Stored data entries
---*---
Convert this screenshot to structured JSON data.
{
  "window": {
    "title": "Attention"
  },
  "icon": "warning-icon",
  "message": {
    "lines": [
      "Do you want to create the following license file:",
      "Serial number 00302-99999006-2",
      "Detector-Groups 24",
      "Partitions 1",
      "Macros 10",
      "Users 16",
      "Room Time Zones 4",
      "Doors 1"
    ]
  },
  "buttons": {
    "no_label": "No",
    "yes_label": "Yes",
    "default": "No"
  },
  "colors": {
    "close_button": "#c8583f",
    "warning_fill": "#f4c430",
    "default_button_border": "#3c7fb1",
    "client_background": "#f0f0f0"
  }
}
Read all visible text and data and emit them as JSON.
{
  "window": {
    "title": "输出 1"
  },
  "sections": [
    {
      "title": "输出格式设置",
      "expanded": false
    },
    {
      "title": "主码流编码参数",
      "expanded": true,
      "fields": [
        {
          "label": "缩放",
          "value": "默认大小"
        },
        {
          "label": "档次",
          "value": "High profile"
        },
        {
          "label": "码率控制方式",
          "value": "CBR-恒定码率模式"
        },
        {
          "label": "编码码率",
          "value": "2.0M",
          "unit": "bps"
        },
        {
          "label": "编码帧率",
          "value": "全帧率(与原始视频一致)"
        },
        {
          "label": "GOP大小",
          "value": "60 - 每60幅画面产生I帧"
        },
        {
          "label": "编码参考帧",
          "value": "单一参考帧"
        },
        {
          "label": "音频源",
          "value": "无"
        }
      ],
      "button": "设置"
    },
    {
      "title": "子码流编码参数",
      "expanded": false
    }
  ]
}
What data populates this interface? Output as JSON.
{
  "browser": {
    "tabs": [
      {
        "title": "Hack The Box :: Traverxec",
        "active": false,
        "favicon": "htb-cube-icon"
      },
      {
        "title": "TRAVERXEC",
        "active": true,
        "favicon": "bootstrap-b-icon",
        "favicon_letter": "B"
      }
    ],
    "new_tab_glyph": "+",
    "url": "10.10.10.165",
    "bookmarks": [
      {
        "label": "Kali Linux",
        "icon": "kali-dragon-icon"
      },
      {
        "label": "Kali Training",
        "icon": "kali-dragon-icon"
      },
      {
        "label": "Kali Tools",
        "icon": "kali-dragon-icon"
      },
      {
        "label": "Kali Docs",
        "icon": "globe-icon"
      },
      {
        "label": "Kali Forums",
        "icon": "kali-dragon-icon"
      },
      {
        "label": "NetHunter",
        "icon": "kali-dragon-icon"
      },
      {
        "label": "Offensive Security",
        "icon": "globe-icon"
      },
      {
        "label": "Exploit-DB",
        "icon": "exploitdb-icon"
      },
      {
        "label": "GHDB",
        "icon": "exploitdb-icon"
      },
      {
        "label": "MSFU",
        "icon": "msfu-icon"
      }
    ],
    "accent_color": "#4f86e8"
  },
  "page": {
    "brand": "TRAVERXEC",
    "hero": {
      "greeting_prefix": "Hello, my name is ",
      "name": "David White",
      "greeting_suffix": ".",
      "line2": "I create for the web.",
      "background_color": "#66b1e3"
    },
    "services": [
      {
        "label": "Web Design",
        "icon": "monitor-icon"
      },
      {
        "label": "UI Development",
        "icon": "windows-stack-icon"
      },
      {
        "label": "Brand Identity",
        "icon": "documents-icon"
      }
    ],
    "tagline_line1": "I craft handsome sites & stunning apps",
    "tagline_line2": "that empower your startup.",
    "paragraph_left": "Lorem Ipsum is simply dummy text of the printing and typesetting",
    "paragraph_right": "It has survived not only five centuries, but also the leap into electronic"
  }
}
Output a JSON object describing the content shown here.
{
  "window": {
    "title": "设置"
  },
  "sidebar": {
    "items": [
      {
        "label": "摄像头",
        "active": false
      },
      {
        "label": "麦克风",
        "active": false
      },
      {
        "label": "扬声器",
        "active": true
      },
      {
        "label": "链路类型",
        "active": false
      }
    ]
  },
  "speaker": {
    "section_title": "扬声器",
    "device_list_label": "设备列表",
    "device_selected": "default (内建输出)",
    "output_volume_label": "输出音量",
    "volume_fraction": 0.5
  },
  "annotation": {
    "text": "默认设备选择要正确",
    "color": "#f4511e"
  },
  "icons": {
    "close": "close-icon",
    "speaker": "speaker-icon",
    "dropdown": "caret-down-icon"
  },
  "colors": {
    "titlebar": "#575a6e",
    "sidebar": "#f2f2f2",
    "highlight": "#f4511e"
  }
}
---*---
# Instructions for the task
Pick out the lines above containing the word "value", then copy them.

# Exercise response
          "value": "默认大小"
          "value": "High profile"
          "value": "CBR-恒定码率模式"
          "value": "2.0M",
          "value": "全帧率(与原始视频一致)"
          "value": "60 - 每60幅画面产生I帧"
          "value": "单一参考帧"
          "value": "无"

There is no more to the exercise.